## Deine Aufgabenstellung
1) Gib aus dem Text zur Altersseelsorge den Abschnitt von „Zum Gespräch erscheinen“ bis „erwidert Trudy Wey.“ wortgetreu wieder.
2) Stimmen diese Aussagen mit dem Text zur Altersseelsorge überein? Beantworte jede mit Ja oder Nein und zitiere die entscheidenden Worte aus dem Text.
(a) Trudy Wey übergibt ein Pensum von 50 Prozent an José Oliveira.
(b) José Oliveira ist neu zu 100 Prozent für die Seelsorge im Alter zuständig.
(c) Trudy Wey war zwischenzeitlich in Olten tätig.

## Seitentext
----------

Per Ende November verlässt Altersseelsorgerin Trudy Wey die Spezialseelsorge in Richtung Pension. Ihr 50 Prozentpensum übergibt sie an José Oliveira, der neu 80 Prozent für die Seelsorge im Alter Sorge trägt.
Zum Gespräch erscheinen beide unabgesprochen im fast identischen Dress und lachend herzlich los, als sie das sehen. «Wir waren wohl mit Bluetooth verbunden», scherzt José Oliveira – «Wir leben eben beide in den Tag hinein und lassen uns von dem überraschen, was kommt», erwidert Trudy Wey.
Trudy, wie geht es Dir? Trudy Wey: Mir geht es gut, danke
Hast Du kein komisches Gefühl, dass Du jetzt grundsätzlich und hier im Speziellen aufhörst zu arbeiten? Trudy Wey: Natürlich umgeben mich ab und zu traurige Gefühle. Ich geb’ Dir ein Beispiel. Ich hatte Gottesdienst in einem der Heime und die Leitung und die Aktivierung kamen und überreichten mir einen Blumenstrauss und sagten, sie hätten meine quirlige und oft unkonventionelle Art geschätzt. Sie bedankten sich und da habe ich dann schon gemerkt, dass ich ein oder zwei Tränen verloren habe. Auch verabschiede ich mich später am Tag noch von einer Frau und deren Mann. Ihn habe ich lange palliativ begleitet und das könnte noch schwierig werden; ich bin traurig, dass ich sie nicht weiter begleiten kann.
Wie lange warst Du in Basel tätig? Trudy Wey: Ich weiss es eben nicht mehr genau – ich glaube 5 Jahre war ich hier in der Spezialseelsorge. Allerdgins hatte ich 2011 schon mit Religionsunterricht in Basel angefangen. Es gab dann einen Unterbruch, in dem ich in Olten im Pastoralraum tätig war, aber ich bin länger hier in verschiedenen Funktionen.

----------

## Auszüge aus Datensätzen
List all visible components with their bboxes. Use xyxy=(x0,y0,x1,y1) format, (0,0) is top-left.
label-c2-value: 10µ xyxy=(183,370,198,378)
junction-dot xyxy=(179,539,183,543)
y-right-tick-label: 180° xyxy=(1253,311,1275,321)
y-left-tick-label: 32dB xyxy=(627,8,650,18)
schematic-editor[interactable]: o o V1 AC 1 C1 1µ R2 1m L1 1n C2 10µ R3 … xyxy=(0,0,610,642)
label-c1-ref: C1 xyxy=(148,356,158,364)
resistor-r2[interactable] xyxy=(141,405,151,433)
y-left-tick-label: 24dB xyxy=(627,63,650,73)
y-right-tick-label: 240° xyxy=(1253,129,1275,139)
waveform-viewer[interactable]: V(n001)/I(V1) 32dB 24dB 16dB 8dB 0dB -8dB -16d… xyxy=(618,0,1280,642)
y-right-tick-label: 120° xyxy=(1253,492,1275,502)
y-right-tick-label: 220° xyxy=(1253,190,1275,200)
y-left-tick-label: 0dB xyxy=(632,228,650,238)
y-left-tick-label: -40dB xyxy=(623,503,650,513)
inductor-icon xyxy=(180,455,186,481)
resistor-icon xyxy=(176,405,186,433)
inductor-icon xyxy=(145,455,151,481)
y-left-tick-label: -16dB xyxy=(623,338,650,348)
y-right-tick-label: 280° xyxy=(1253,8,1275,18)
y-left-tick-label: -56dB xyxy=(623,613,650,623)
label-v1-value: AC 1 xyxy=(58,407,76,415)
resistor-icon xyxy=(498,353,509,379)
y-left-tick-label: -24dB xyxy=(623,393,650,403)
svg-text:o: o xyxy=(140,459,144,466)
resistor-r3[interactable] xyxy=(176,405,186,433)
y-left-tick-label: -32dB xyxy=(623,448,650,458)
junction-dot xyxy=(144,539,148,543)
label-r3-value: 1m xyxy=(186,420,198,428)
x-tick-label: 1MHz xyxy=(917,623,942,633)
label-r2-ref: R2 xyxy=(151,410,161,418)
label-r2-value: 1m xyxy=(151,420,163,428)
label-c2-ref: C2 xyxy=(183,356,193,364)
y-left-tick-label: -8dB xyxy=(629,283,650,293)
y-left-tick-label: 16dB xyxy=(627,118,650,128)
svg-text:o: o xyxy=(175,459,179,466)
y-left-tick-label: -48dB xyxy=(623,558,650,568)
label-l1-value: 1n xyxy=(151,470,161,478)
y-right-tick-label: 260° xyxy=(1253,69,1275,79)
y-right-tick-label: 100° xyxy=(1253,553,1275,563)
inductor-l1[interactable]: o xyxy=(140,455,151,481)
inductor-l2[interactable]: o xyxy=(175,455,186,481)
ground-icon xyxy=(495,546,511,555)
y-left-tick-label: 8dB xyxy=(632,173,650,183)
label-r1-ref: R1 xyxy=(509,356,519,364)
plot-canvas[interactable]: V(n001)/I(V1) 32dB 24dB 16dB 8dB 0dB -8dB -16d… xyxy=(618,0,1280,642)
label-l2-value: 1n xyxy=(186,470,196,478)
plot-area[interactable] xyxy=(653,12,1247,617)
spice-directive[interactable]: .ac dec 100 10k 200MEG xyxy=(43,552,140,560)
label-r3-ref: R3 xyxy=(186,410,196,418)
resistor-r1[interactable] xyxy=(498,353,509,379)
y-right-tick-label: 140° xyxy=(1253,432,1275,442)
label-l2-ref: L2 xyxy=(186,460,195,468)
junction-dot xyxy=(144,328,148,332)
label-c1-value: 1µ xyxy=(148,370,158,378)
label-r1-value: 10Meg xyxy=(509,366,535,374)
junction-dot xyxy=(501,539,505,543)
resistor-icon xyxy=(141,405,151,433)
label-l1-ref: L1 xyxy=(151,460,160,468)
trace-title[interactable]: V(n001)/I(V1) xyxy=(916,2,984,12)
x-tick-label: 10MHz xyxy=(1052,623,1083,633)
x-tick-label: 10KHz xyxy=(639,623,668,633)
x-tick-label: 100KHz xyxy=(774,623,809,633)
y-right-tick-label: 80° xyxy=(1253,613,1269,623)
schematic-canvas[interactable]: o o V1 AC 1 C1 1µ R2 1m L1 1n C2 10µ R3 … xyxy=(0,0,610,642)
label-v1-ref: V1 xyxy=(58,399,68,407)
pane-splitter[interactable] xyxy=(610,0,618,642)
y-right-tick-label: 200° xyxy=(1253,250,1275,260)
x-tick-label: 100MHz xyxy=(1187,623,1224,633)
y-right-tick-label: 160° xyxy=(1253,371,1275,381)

----------

## Musterlösungen
1)
Zum Gespräch erscheinen beide unabgesprochen im fast identischen Dress und lachend herzlich los, als sie das sehen. «Wir waren wohl mit Bluetooth verbunden», scherzt José Oliveira – «Wir leben eben beide in den Tag hinein und lassen uns von dem überraschen, was kommt», erwidert Trudy Wey.

2)
(a) Ja: „Ihr 50 Prozentpensum übergibt sie an José Oliveira“
(b) Nein: „der neu 80 Prozent für die Seelsorge im Alter Sorge trägt“
(c) Ja: „in dem ich in Olten im Pastoralraum tätig war“